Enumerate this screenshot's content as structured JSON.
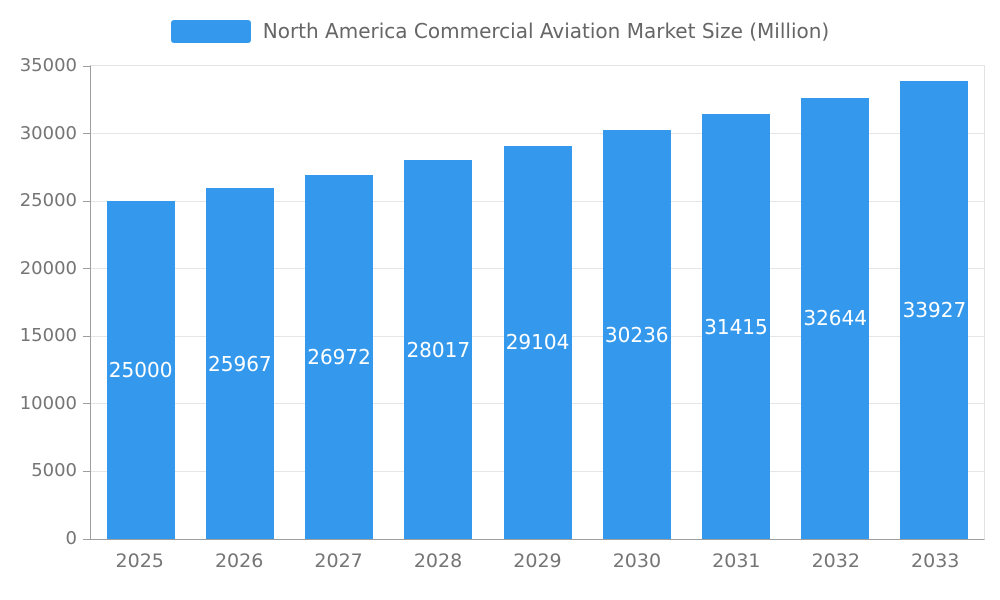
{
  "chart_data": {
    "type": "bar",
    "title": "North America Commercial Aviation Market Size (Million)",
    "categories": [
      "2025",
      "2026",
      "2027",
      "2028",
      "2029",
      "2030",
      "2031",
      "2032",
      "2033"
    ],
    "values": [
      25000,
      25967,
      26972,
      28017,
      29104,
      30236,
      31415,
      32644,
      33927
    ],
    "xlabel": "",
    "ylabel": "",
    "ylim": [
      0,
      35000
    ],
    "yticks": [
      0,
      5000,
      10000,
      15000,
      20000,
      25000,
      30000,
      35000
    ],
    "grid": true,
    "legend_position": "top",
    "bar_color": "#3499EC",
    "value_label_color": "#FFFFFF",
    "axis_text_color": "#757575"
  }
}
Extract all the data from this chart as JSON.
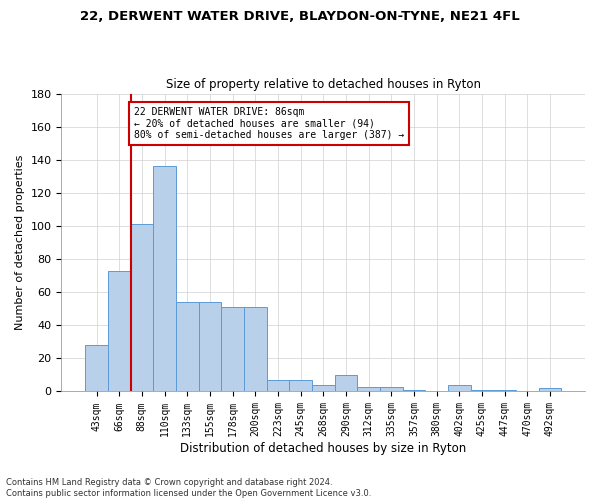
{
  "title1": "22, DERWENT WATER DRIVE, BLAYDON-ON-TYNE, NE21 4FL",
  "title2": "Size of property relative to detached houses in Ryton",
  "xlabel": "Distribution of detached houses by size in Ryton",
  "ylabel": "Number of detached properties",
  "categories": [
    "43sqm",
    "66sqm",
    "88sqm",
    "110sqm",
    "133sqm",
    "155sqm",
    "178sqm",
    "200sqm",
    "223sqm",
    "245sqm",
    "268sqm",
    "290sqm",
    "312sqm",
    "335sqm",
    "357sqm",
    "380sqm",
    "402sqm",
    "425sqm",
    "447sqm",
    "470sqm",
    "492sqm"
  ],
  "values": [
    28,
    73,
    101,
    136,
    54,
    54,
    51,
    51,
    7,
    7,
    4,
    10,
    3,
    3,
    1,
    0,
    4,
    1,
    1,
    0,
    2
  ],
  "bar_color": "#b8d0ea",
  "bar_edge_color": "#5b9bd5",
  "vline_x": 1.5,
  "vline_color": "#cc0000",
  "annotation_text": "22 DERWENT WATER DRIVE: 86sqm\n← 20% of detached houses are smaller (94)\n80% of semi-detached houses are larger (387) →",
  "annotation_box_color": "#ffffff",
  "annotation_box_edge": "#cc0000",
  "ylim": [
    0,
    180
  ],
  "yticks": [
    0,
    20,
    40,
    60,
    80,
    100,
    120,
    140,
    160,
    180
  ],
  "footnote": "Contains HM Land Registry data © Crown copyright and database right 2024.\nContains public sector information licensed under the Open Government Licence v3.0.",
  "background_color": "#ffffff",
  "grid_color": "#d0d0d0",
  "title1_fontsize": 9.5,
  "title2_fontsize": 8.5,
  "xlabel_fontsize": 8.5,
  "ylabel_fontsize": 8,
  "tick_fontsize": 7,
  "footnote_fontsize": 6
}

==

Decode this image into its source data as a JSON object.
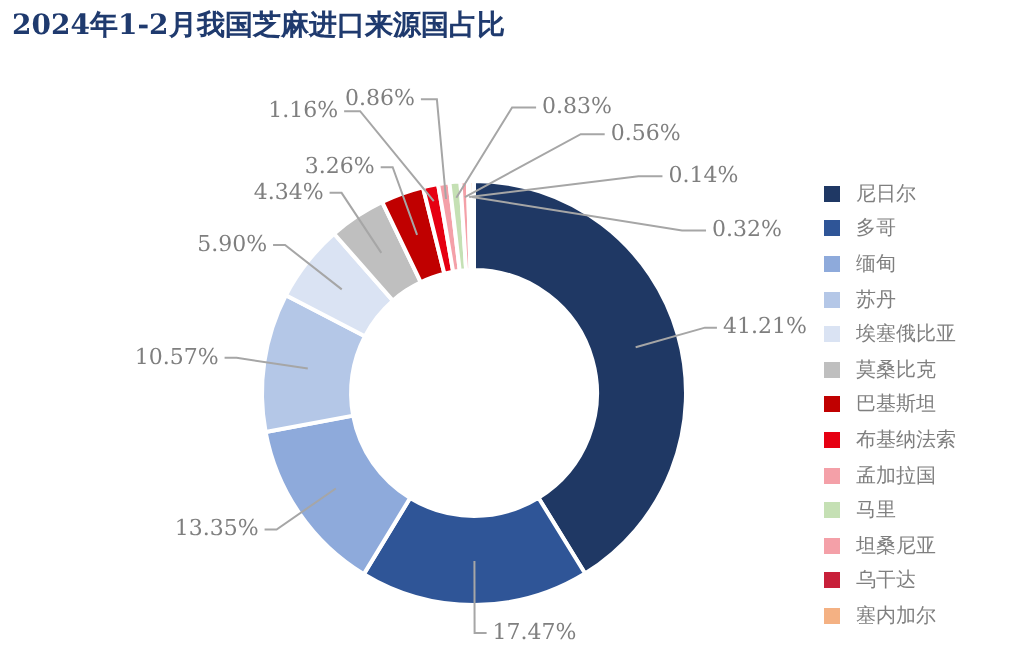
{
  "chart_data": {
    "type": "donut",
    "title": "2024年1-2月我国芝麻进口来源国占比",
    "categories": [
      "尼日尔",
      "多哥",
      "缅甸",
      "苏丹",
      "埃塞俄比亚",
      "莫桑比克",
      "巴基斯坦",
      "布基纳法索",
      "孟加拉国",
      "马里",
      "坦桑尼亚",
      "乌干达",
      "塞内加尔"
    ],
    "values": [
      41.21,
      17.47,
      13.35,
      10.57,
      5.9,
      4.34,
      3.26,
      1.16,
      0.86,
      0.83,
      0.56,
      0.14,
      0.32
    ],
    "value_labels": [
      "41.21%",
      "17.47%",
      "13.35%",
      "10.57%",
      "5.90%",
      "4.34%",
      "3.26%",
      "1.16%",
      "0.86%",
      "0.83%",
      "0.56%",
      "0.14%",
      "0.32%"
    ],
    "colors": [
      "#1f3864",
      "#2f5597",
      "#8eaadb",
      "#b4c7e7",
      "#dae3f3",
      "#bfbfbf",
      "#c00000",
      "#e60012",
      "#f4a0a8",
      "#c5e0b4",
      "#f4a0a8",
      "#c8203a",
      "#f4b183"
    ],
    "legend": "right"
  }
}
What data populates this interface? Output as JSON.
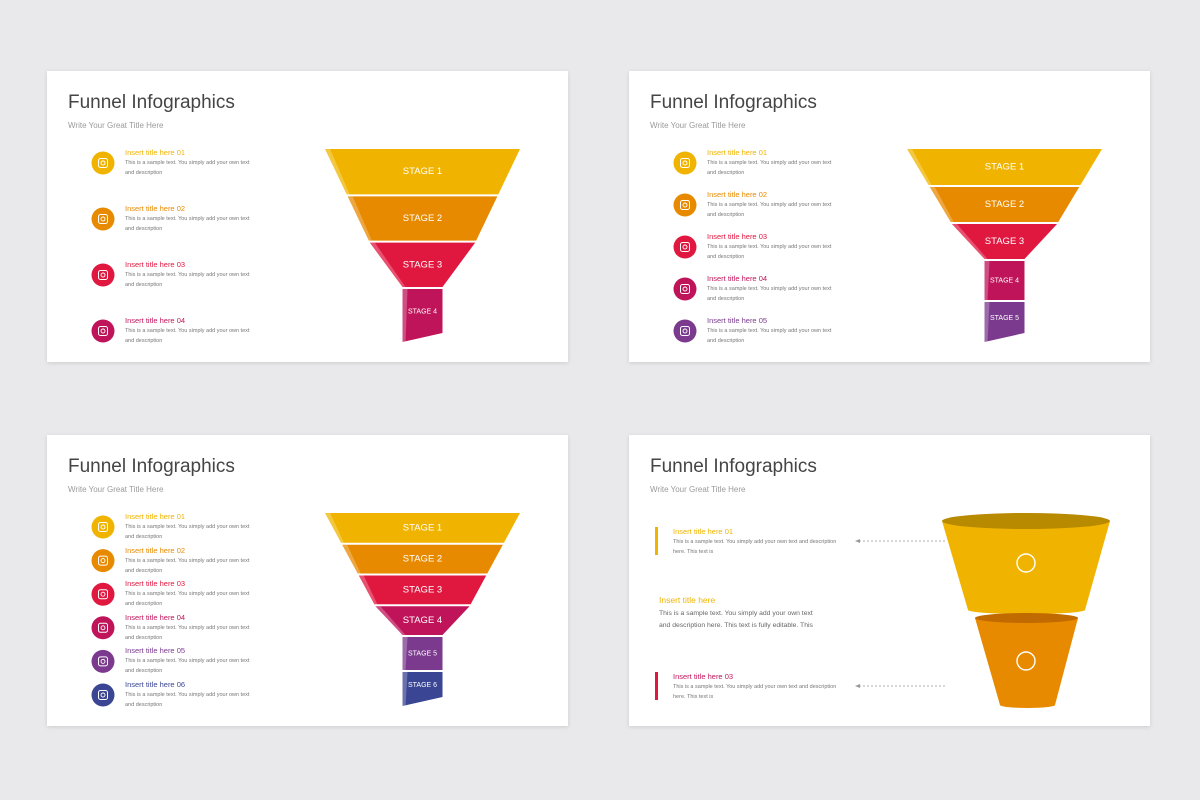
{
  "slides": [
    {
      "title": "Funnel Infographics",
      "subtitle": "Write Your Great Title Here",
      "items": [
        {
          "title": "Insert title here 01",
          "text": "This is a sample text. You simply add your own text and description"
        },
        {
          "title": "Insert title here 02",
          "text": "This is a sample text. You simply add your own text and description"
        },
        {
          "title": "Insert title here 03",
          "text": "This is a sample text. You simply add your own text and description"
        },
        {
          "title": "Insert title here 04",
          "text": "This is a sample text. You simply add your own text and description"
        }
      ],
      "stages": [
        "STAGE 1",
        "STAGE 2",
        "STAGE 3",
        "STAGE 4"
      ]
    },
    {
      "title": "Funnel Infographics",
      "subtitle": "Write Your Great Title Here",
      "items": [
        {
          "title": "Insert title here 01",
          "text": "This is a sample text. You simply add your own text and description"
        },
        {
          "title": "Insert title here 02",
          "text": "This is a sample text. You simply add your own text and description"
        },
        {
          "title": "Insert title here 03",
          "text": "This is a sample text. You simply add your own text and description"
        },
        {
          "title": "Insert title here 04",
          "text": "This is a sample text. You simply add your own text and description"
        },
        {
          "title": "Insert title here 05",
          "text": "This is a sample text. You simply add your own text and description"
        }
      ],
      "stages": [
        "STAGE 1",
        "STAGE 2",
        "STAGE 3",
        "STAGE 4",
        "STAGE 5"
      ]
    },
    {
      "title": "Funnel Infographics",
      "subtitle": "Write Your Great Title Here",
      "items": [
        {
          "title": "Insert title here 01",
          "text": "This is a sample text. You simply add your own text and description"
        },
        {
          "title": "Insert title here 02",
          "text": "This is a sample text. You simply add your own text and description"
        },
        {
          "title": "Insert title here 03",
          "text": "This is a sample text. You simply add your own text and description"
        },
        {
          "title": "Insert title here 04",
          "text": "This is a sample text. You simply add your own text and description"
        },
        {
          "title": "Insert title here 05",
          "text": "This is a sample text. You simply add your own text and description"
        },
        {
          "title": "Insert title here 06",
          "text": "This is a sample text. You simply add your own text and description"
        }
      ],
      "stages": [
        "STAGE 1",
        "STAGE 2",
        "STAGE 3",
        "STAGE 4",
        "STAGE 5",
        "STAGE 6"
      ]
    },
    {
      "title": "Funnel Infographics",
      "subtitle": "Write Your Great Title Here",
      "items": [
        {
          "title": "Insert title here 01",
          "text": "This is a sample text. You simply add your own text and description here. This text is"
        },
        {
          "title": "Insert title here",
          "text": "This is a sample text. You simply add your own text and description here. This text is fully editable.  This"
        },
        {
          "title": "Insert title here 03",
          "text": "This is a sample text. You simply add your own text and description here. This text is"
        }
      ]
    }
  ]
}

What you will do >> Copy every line of the data that holds the string "DERWENT".

Task solution >>
  "title1": "22, DERWENT WATER DRIVE, BLAYDON-ON-TYNE, NE21 4FL",
  "annotation_text": "22 DERWENT WATER DRIVE: 86sqm\n← 20% of detached houses are smaller (94)\n80% of semi-detached houses are larger (387) →",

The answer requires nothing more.